--- start Data for this task ---

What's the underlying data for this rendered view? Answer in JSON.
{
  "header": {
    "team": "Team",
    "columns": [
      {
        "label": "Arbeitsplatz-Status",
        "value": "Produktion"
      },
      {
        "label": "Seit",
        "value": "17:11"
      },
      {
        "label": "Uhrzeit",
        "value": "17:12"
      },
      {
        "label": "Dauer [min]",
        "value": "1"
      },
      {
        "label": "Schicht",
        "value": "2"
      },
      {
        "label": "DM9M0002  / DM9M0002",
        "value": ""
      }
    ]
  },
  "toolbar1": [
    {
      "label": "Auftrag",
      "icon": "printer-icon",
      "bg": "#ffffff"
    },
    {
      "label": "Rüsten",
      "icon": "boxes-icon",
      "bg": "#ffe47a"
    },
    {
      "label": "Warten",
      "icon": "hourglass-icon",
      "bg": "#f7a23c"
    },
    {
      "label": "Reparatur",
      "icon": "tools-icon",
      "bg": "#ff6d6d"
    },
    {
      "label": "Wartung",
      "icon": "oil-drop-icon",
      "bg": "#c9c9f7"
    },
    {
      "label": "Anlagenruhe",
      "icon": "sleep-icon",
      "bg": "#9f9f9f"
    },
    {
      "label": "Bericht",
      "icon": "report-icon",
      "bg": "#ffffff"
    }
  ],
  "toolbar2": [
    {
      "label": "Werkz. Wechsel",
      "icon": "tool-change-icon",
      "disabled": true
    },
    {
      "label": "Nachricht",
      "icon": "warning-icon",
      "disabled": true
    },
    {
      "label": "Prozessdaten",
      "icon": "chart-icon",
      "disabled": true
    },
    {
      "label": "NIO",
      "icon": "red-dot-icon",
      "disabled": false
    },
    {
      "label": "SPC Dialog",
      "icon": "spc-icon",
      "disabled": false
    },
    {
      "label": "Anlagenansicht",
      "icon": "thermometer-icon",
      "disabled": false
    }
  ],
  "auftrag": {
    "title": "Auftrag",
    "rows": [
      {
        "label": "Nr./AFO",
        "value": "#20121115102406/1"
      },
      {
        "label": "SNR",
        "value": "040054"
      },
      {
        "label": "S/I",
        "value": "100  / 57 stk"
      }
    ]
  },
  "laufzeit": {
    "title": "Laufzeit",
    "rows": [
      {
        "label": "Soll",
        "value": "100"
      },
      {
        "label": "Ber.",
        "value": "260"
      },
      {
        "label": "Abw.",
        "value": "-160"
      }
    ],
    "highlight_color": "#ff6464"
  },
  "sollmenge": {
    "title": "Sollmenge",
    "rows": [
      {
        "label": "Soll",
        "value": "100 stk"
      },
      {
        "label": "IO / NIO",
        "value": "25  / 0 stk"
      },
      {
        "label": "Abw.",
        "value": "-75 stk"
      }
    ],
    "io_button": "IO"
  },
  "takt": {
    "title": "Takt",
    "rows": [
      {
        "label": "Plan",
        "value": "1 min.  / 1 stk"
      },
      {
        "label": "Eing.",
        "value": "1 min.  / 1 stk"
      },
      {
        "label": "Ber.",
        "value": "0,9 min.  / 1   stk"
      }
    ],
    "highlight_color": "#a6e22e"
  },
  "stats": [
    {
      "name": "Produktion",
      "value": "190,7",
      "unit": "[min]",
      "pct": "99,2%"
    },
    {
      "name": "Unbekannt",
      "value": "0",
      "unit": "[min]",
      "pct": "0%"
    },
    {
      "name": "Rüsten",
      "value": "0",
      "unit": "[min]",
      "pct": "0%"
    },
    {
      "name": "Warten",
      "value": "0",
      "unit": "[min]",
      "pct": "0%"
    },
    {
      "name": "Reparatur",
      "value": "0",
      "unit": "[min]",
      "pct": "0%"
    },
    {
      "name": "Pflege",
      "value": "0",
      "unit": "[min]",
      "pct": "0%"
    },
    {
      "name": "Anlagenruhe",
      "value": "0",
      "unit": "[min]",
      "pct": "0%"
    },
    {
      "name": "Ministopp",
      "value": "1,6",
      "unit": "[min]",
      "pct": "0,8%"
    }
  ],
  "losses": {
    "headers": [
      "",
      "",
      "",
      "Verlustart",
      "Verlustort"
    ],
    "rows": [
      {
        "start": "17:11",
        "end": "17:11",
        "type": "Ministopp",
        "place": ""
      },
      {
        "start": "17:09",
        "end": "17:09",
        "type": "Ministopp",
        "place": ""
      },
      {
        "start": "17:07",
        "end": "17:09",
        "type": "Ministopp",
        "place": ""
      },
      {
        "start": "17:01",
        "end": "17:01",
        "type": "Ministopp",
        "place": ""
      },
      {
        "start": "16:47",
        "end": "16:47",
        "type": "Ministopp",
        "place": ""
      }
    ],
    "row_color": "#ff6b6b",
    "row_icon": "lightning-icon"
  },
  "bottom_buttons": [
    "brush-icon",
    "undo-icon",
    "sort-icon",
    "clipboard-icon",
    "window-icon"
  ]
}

--- end Data for this task ---

__Exercise requirements__
Gather all lines with the string "title" from the data.

__Result for this task__
    "title": "Auftrag",
    "title": "Laufzeit",
    "title": "Sollmenge",
    "title": "Takt",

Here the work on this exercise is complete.